Pull out every line from the line containing "Transcribe the text in this document." through the end of the material, both ends included, and reproduce it exactly. Keep pictures out.
[begin Source material]
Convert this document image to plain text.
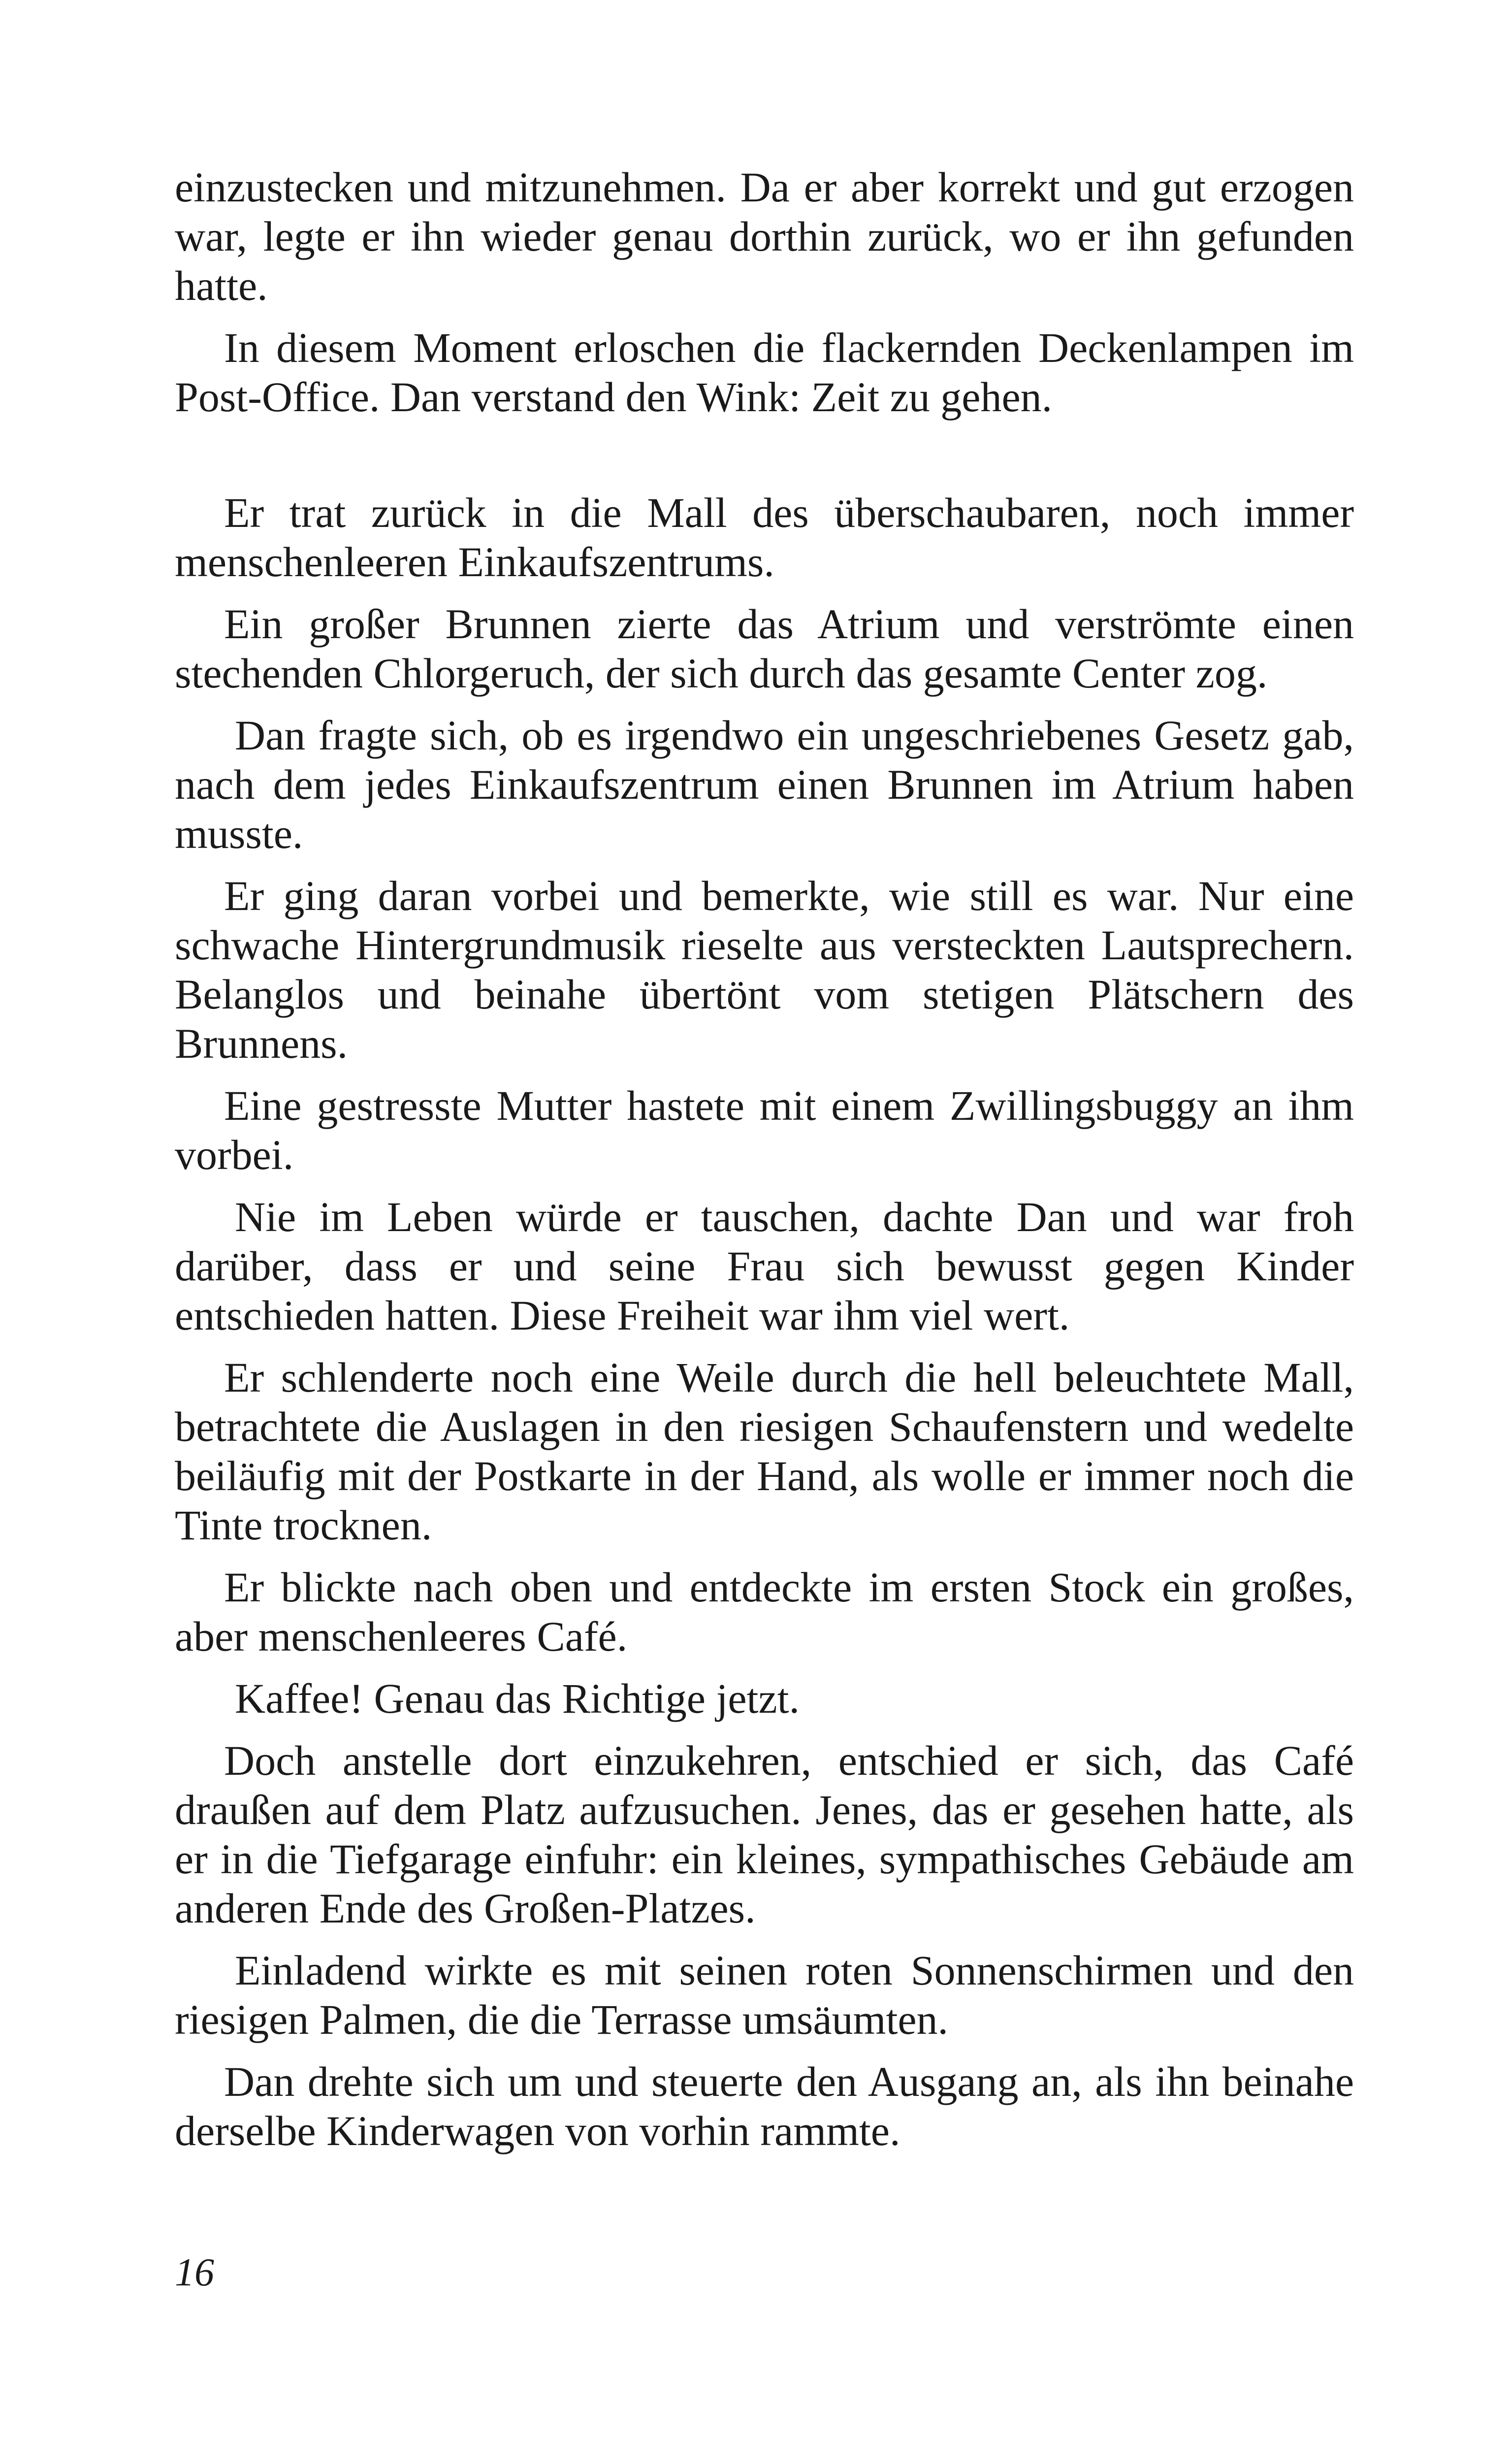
einzustecken und mitzunehmen. Da er aber korrekt und gut erzogen war, legte er ihn wieder genau dorthin zurück, wo er ihn gefunden hatte.

In diesem Moment erloschen die flackernden Deckenlampen im Post-Office. Dan verstand den Wink: Zeit zu gehen.

Er trat zurück in die Mall des überschaubaren, noch immer menschenleeren Einkaufszentrums.

Ein großer Brunnen zierte das Atrium und verströmte einen stechenden Chlorgeruch, der sich durch das gesamte Center zog.

Dan fragte sich, ob es irgendwo ein ungeschriebenes Gesetz gab, nach dem jedes Einkaufszentrum einen Brunnen im Atrium haben musste.

Er ging daran vorbei und bemerkte, wie still es war. Nur eine schwache Hintergrundmusik rieselte aus versteckten Lautsprechern. Belanglos und beinahe übertönt vom stetigen Plätschern des Brunnens.

Eine gestresste Mutter hastete mit einem Zwillingsbuggy an ihm vorbei.

Nie im Leben würde er tauschen, dachte Dan und war froh darüber, dass er und seine Frau sich bewusst gegen Kinder entschieden hatten. Diese Freiheit war ihm viel wert.

Er schlenderte noch eine Weile durch die hell beleuchtete Mall, betrachtete die Auslagen in den riesigen Schaufenstern und wedelte beiläufig mit der Postkarte in der Hand, als wolle er immer noch die Tinte trocknen.

Er blickte nach oben und entdeckte im ersten Stock ein großes, aber menschenleeres Café.

Kaffee! Genau das Richtige jetzt.

Doch anstelle dort einzukehren, entschied er sich, das Café draußen auf dem Platz aufzusuchen. Jenes, das er gesehen hatte, als er in die Tiefgarage einfuhr: ein kleines, sympathisches Gebäude am anderen Ende des Großen-Platzes.

Einladend wirkte es mit seinen roten Sonnenschirmen und den riesigen Palmen, die die Terrasse umsäumten.

Dan drehte sich um und steuerte den Ausgang an, als ihn beinahe derselbe Kinderwagen von vorhin rammte.

16
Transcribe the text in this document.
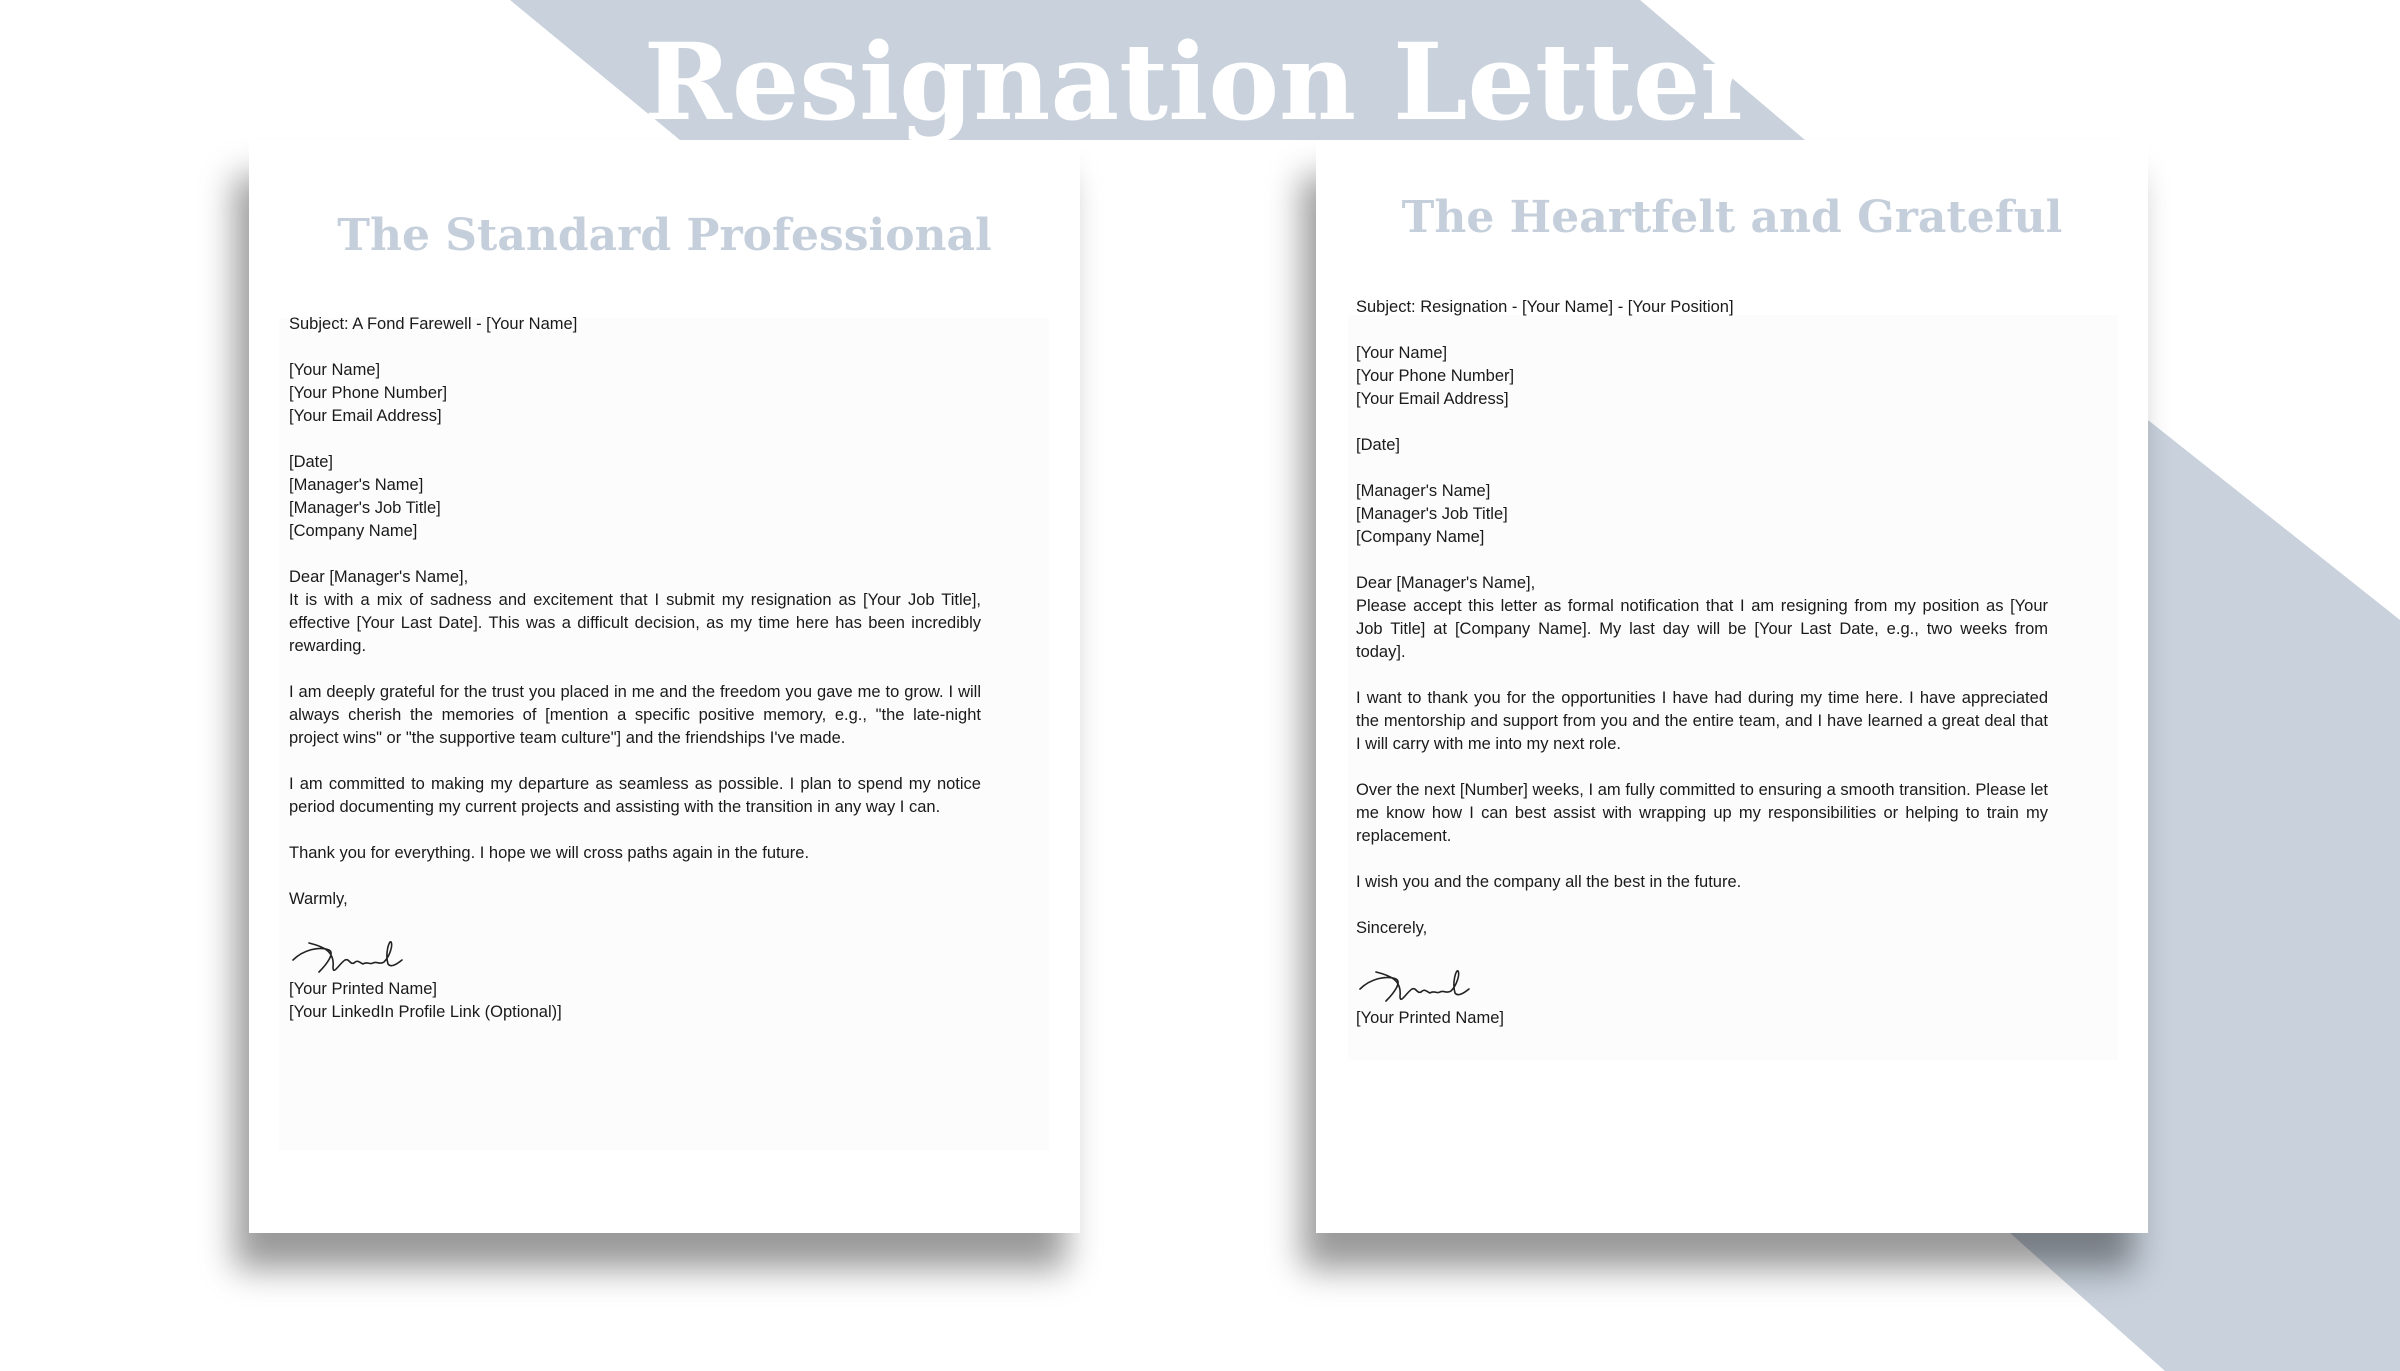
Resignation Letter
The Standard Professional

Subject: A Fond Farewell - [Your Name]

[Your Name]

[Your Phone Number]

[Your Email Address]

[Date]

[Manager's Name]

[Manager's Job Title]

[Company Name]

Dear [Manager's Name],

It is with a mix of sadness and excitement that I submit my resignation as [Your Job Title], effective [Your Last Date]. This was a difficult decision, as my time here has been incredibly rewarding.

I am deeply grateful for the trust you placed in me and the freedom you gave me to grow. I will always cherish the memories of [mention a specific positive memory, e.g., "the late-night project wins" or "the supportive team culture"] and the friendships I've made.

I am committed to making my departure as seamless as possible. I plan to spend my notice period documenting my current projects and assisting with the transition in any way I can.

Thank you for everything. I hope we will cross paths again in the future.

Warmly,

[Your Printed Name]

[Your LinkedIn Profile Link (Optional)]

The Heartfelt and Grateful

Subject: Resignation - [Your Name] - [Your Position]

[Your Name]

[Your Phone Number]

[Your Email Address]

[Date]

[Manager's Name]

[Manager's Job Title]

[Company Name]

Dear [Manager's Name],

Please accept this letter as formal notification that I am resigning from my position as [Your Job Title] at [Company Name]. My last day will be [Your Last Date, e.g., two weeks from today].

I want to thank you for the opportunities I have had during my time here. I have appreciated the mentorship and support from you and the entire team, and I have learned a great deal that I will carry with me into my next role.

Over the next [Number] weeks, I am fully committed to ensuring a smooth transition. Please let me know how I can best assist with wrapping up my responsibilities or helping to train my replacement.

I wish you and the company all the best in the future.

Sincerely,

[Your Printed Name]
[end Source material]
→ Task solution:
Transcribe the text in this document.
Resignation Letter
The Standard Professional

Subject: A Fond Farewell - [Your Name]

[Your Name]

[Your Phone Number]

[Your Email Address]

[Date]

[Manager's Name]

[Manager's Job Title]

[Company Name]

Dear [Manager's Name],

It is with a mix of sadness and excitement that I submit my resignation as [Your Job Title], effective [Your Last Date]. This was a difficult decision, as my time here has been incredibly rewarding.

I am deeply grateful for the trust you placed in me and the freedom you gave me to grow. I will always cherish the memories of [mention a specific positive memory, e.g., "the late-night project wins" or "the supportive team culture"] and the friendships I've made.

I am committed to making my departure as seamless as possible. I plan to spend my notice period documenting my current projects and assisting with the transition in any way I can.

Thank you for everything. I hope we will cross paths again in the future.

Warmly,

[Your Printed Name]

[Your LinkedIn Profile Link (Optional)]

The Heartfelt and Grateful

Subject: Resignation - [Your Name] - [Your Position]

[Your Name]

[Your Phone Number]

[Your Email Address]

[Date]

[Manager's Name]

[Manager's Job Title]

[Company Name]

Dear [Manager's Name],

Please accept this letter as formal notification that I am resigning from my position as [Your Job Title] at [Company Name]. My last day will be [Your Last Date, e.g., two weeks from today].

I want to thank you for the opportunities I have had during my time here. I have appreciated the mentorship and support from you and the entire team, and I have learned a great deal that I will carry with me into my next role.

Over the next [Number] weeks, I am fully committed to ensuring a smooth transition. Please let me know how I can best assist with wrapping up my responsibilities or helping to train my replacement.

I wish you and the company all the best in the future.

Sincerely,

[Your Printed Name]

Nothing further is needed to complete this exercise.